**文章**
题目描述

给定一个单链表，要求找到该链表中倒数第n个节点。如果链表的长度小于n，则返回null（或在特定语言中为None/null/undefined等，表示不存在）。

示例

假设链表是 1 -> 2 -> 3 -> 4 -> 5，且 n = 2。

则倒数第n个节点是 4。

PHP 代码示例

<?php

class ListNode {
    public $val;
    public $next;

    function __construct($val = 0, $next = null) {
        $this->val = $val;
        $this->next = $next;
    }
}

function findNthFromEnd($head, $n) {
    $slow = $head;
    $fast = $head;

    // 先让快指针向前走n步
    for ($i = 0; $i < $n; $i++) {
        if ($fast == null) {
            // 链表长度小于n
            return null;
        }
        $fast = $fast->next;
    }

    // 快慢指针同时移动，直到快指针到达末尾
    while ($fast != null) {
        $slow = $slow->next;
        $fast = $fast->next;
    }

    // 慢指针此时指向倒数第n个节点
    return $slow;
}

// 示例用法
$head = new ListNode(1);
$head->next = new ListNode(2);
$head->next->next = new ListNode(3);
$head->next->next->next = new ListNode(4);
$head->next->next->next->next = new ListNode(5);

$n = 2;
$result = findNthFromEnd($head, $n);
if ($result) {
    echo "倒数第{$n}个节点的值为: " . $result->val;
} else {
    echo "链表长度小于{$n}，不存在倒数第{$n}个节点";
}

?>

Python 代码示例

class ListNode:
    def __init__(self, val=0, next=None):
        self.val = val
        self.next = next

def findNthFromEnd(head: ListNode, n: int) -> ListNode:
    slow = fast = head
    for _ in range(n):
        if not fast:
            return None
        fast = fast.next
    while fast:
        slow = slow.next
        fast = fast.next
    return slow

# 示例用法
head = ListNode(1)

**任务要求**
A - 用两句话概括这篇文章。
B - 照原样抄写这篇文章从“def findNthFromEnd(head: ListNode, n: int)”到“head = ListNode(1)”的文字。

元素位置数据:

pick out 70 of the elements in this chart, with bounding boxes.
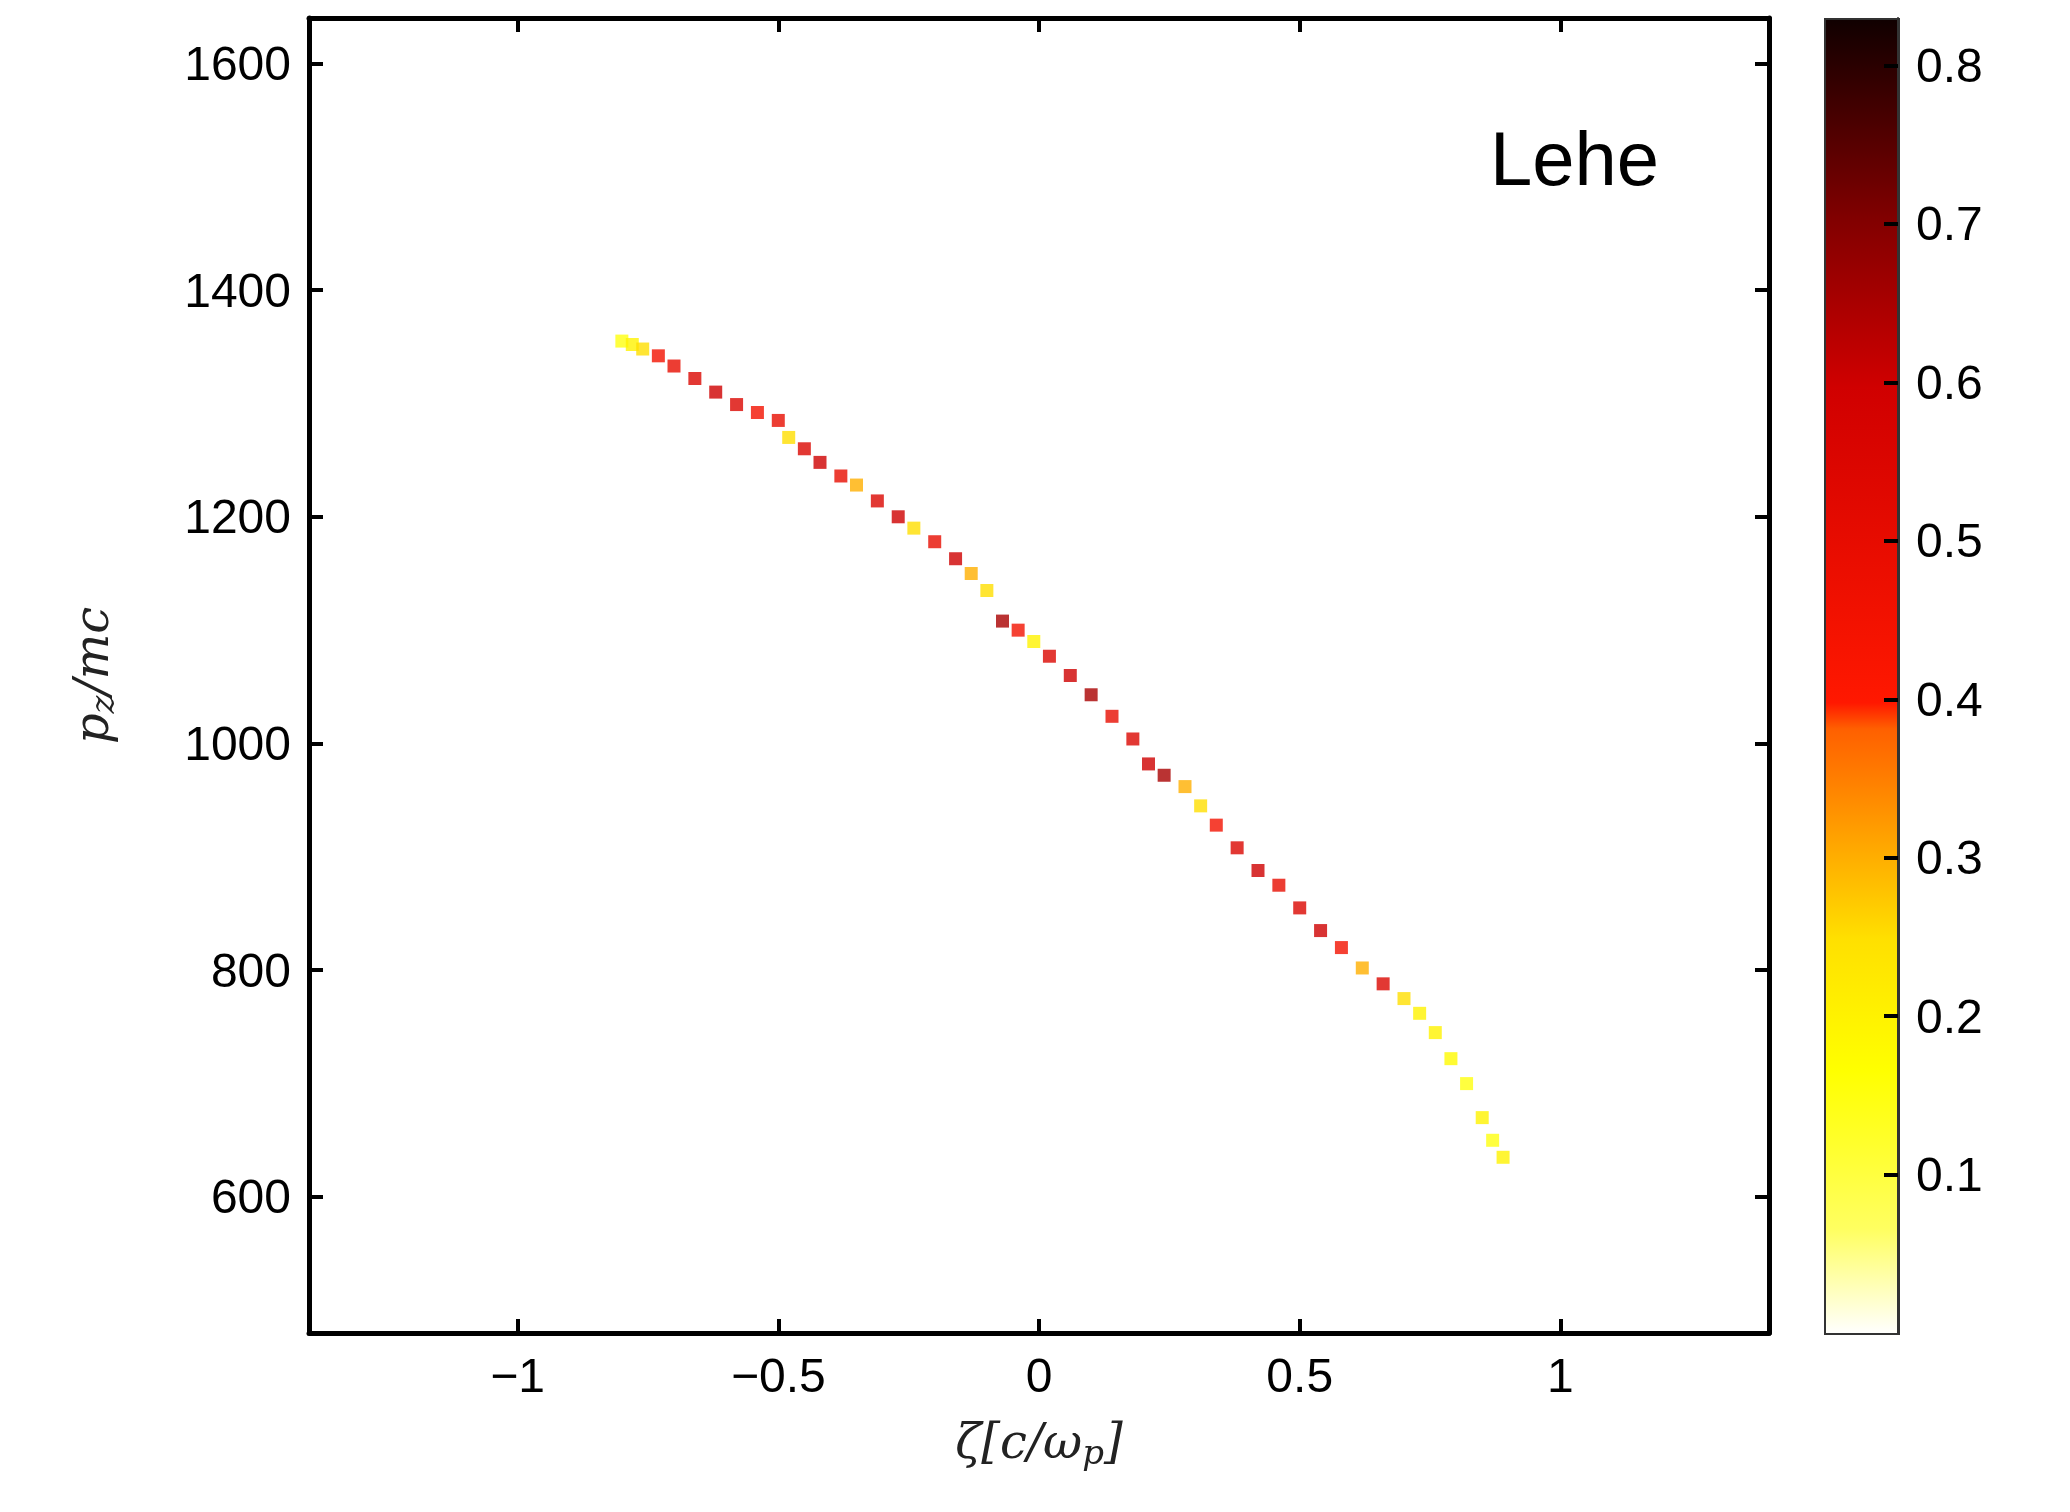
y-tick-label: 1600 [184, 36, 291, 90]
point [1355, 961, 1369, 975]
point [1475, 1111, 1489, 1125]
point [1413, 1006, 1427, 1020]
x-tick-label: 1 [1547, 1348, 1574, 1402]
point [1027, 634, 1041, 648]
point [1011, 623, 1025, 637]
color-bar-label: 0.1 [1916, 1148, 1983, 1202]
point [651, 349, 665, 363]
point [1293, 901, 1307, 915]
point [1063, 669, 1077, 682]
point [1460, 1077, 1474, 1091]
point [750, 406, 764, 419]
y-tick-label: 1000 [184, 717, 291, 771]
point [771, 413, 785, 427]
point [688, 371, 702, 385]
color-bar-label: 0.5 [1916, 514, 1983, 568]
y-axis-title: pz/mc [63, 606, 122, 745]
point [1194, 799, 1208, 813]
point [1428, 1026, 1442, 1040]
point [1230, 841, 1244, 855]
point [709, 385, 723, 399]
point [964, 566, 978, 580]
color-bar-label: 0.3 [1916, 831, 1983, 885]
point [1376, 977, 1390, 991]
point [667, 359, 681, 373]
point [1314, 924, 1328, 938]
point [782, 430, 796, 444]
y-tick-label: 1200 [184, 490, 291, 544]
point [1251, 863, 1265, 877]
x-tick-label: 0 [1025, 1348, 1053, 1402]
point [1496, 1150, 1510, 1164]
x-tick-label: −1 [490, 1348, 545, 1402]
point [1084, 688, 1098, 702]
point [1486, 1133, 1500, 1147]
point [1126, 732, 1140, 746]
point [1105, 709, 1119, 723]
x-tick-label: −0.5 [730, 1348, 826, 1402]
point [636, 342, 650, 356]
point [928, 535, 942, 549]
point [834, 469, 848, 483]
color-bar-label: 0.2 [1916, 989, 1983, 1043]
point [907, 521, 921, 535]
point [1178, 780, 1192, 794]
x-tick-label: 0.5 [1266, 1348, 1334, 1402]
point [980, 583, 994, 597]
point [1397, 992, 1411, 1006]
y-tick-label: 800 [210, 943, 291, 997]
point [850, 478, 863, 492]
point [1042, 649, 1056, 663]
point [797, 442, 811, 456]
color-bar-label: 0.6 [1916, 355, 1983, 409]
color-bar-label: 0.7 [1916, 197, 1983, 251]
point [730, 398, 744, 412]
point [1209, 818, 1223, 832]
point [813, 455, 827, 469]
point [870, 494, 884, 508]
point [1272, 878, 1286, 892]
y-tick-label: 600 [210, 1170, 291, 1224]
point [1444, 1052, 1458, 1066]
color-bar-label: 0.8 [1916, 39, 1983, 93]
point [1142, 757, 1155, 771]
point [949, 552, 963, 566]
point [891, 510, 905, 524]
point [996, 614, 1009, 628]
annotation: Lehe [1489, 115, 1660, 201]
y-tick-label: 1400 [184, 263, 291, 317]
point [1157, 768, 1171, 782]
color-bar-label: 0.4 [1916, 672, 1983, 726]
point [1334, 941, 1348, 955]
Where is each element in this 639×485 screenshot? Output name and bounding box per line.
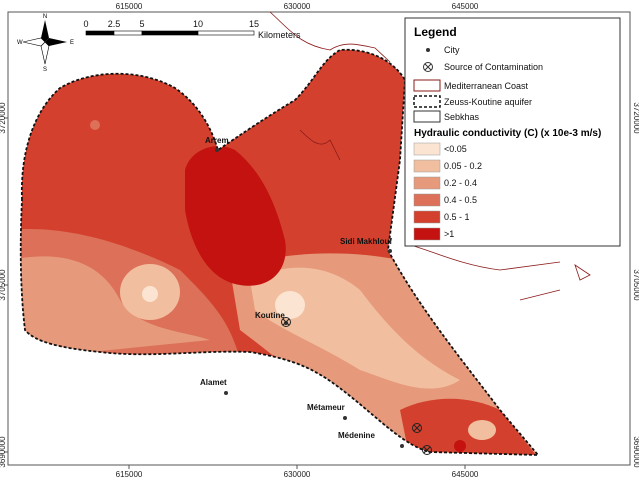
x-coord-label: 645000 [452,470,479,479]
source-symbol [423,62,433,72]
legend-city: City [444,45,460,55]
compass: N S E W [17,14,74,73]
legend-coast: Mediterranean Coast [444,81,529,91]
city-marker [343,416,347,420]
city-label: Alamet [200,378,227,387]
x-coord-label: 615000 [116,470,143,479]
class-label: 0.5 - 1 [444,212,470,222]
y-coord-label: 3720000 [0,102,7,134]
scale-segment [113,30,143,36]
class-swatch [413,210,441,224]
city-marker [224,391,228,395]
scale-label: 5 [139,19,144,29]
scale-label: 15 [249,19,259,29]
city-label: Arrem [205,136,229,145]
scale-unit: Kilometers [258,30,301,40]
scale-segment [85,30,115,36]
y-coord-label-right: 3705000 [632,269,639,301]
legend-box [404,17,621,247]
class-swatch [413,193,441,207]
city-label: Koutine [255,311,285,320]
compass-e: E [70,40,74,46]
scale-bar: Kilometers 0 2.5 5 10 15 [83,19,301,40]
compass-w: W [17,40,23,46]
aquifer-symbol [413,95,441,108]
scale-label: 10 [193,19,203,29]
x-coord-label-top: 630000 [284,2,311,11]
y-coord-label: 3705000 [0,269,7,301]
source-cross [423,446,431,454]
city-marker [215,148,219,152]
aquifer-boundary [19,48,540,456]
scale-label: 0 [83,19,88,29]
city-label: Métameur [307,403,345,412]
x-coord-label: 630000 [284,470,311,479]
city-label: Sidi Makhlouf [340,237,392,246]
legend: Legend City Source of Contamination Medi… [404,17,621,247]
legend-source: Source of Contamination [444,62,543,72]
y-coord-label-right: 3720000 [632,102,639,134]
class-label: 0.05 - 0.2 [444,161,482,171]
scale-segment [197,30,255,36]
class-swatch [413,142,441,156]
y-coord-label: 3690000 [0,436,7,468]
compass-s: S [43,67,47,73]
coastline [269,11,591,301]
scale-label: 2.5 [108,19,121,29]
class-swatch [413,159,441,173]
class-label: <0.05 [444,144,467,154]
source-marker [412,423,422,433]
source-symbol-cross [424,63,432,71]
class-swatch [413,227,441,241]
city-label: Médenine [338,431,375,440]
class-label: 0.2 - 0.4 [444,178,477,188]
compass-n: N [43,14,47,20]
conductivity-title: Hydraulic conductivity (C) (x 10e-3 m/s) [414,128,601,139]
source-marker [422,445,432,455]
source-cross [413,424,421,432]
source-marker [281,317,291,327]
y-coord-label-right: 3690000 [632,436,639,468]
city-symbol [426,48,430,52]
city-marker [388,249,392,253]
city-marker [400,444,404,448]
scale-segment [141,30,199,36]
city-marker [284,321,288,325]
x-coord-label-top: 615000 [116,2,143,11]
class-label: >1 [444,229,454,239]
class-label: 0.4 - 0.5 [444,195,477,205]
legend-title: Legend [414,25,457,39]
source-cross [282,318,290,326]
coast-symbol [413,79,441,92]
x-coord-label-top: 645000 [452,2,479,11]
legend-sebkhas: Sebkhas [444,112,480,122]
class-swatch [413,176,441,190]
legend-aquifer: Zeuss-Koutine aquifer [444,97,532,107]
sebkhas-symbol [413,110,441,123]
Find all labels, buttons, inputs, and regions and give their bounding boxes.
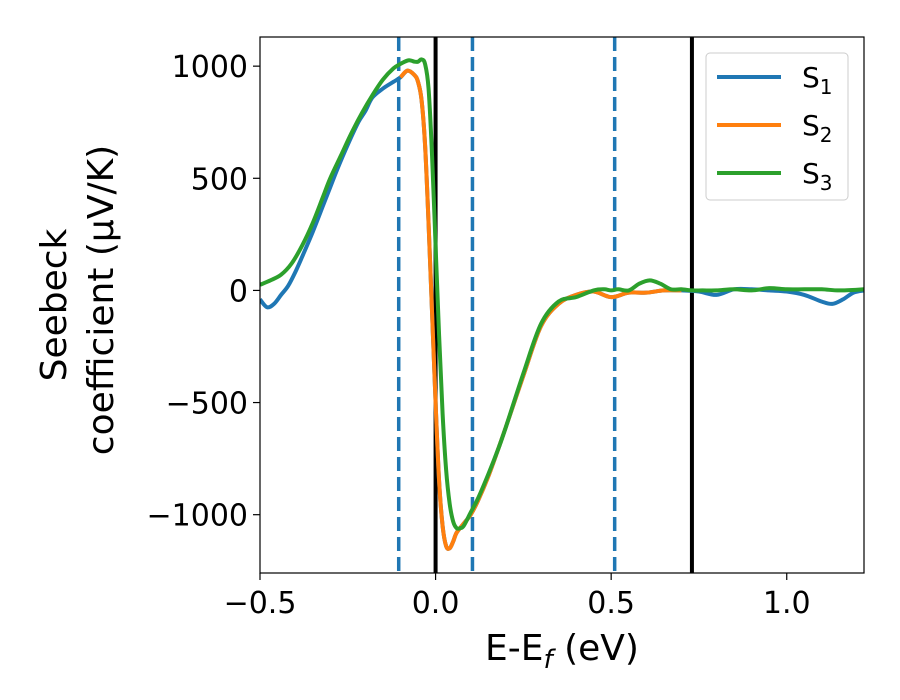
y-axis-label: Seebeck coefficient (μV/K)	[34, 145, 122, 455]
legend-label-s3: S3	[802, 157, 833, 195]
y-tick-label: −1000	[147, 499, 248, 534]
y-axis-label-line1: Seebeck	[34, 228, 75, 381]
series-line-s2	[398, 68, 682, 551]
y-axis-ticks: 1000 500 0 −500 −1000	[147, 50, 260, 534]
y-tick-label: −500	[166, 387, 248, 422]
legend: S1 S2 S3	[705, 52, 849, 201]
x-axis-ticks: −0.5 0.0 0.5 1.0	[224, 573, 811, 621]
x-axis-label-main: E-E	[485, 628, 543, 669]
y-tick-label: 0	[229, 274, 248, 309]
legend-label-s1: S1	[802, 61, 833, 99]
reference-lines	[396, 37, 694, 573]
x-tick-label: −0.5	[224, 586, 297, 621]
series-layer	[260, 57, 864, 551]
x-tick-label: 0.0	[412, 586, 460, 621]
y-axis-label-line2: coefficient (μV/K)	[81, 145, 122, 455]
series-line-s3	[260, 57, 864, 531]
x-tick-label: 1.0	[763, 586, 811, 621]
x-axis-label-unit: (eV)	[553, 628, 639, 669]
legend-label-s2: S2	[802, 109, 833, 147]
x-axis-label: E-Ef (eV)	[485, 628, 639, 675]
plot-frame	[259, 36, 865, 574]
x-tick-label: 0.5	[587, 586, 635, 621]
y-tick-label: 1000	[172, 50, 248, 85]
y-tick-label: 500	[191, 162, 248, 197]
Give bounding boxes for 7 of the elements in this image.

**练习答案**
A - 这篇文章的题目是在给定的单链表中找到倒数第n个节点，若链表长度小于n则返回null；例如链表为1 -> 2 -> 3 -> 4 -> 5且n = 2时，倒数第n个节点是4。文中的PHP代码先让快指针向前走n步，再让快慢指针同时移动，直到快指针到达末尾，此时慢指针指向倒数第n个节点。

B -
def findNthFromEnd(head: ListNode, n: int) -> ListNode:
    slow = fast = head
    for _ in range(n):
        if not fast:
            return None
        fast = fast.next
    while fast:
        slow = slow.next
        fast = fast.next
    return slow

# 示例用法
head = ListNode(1)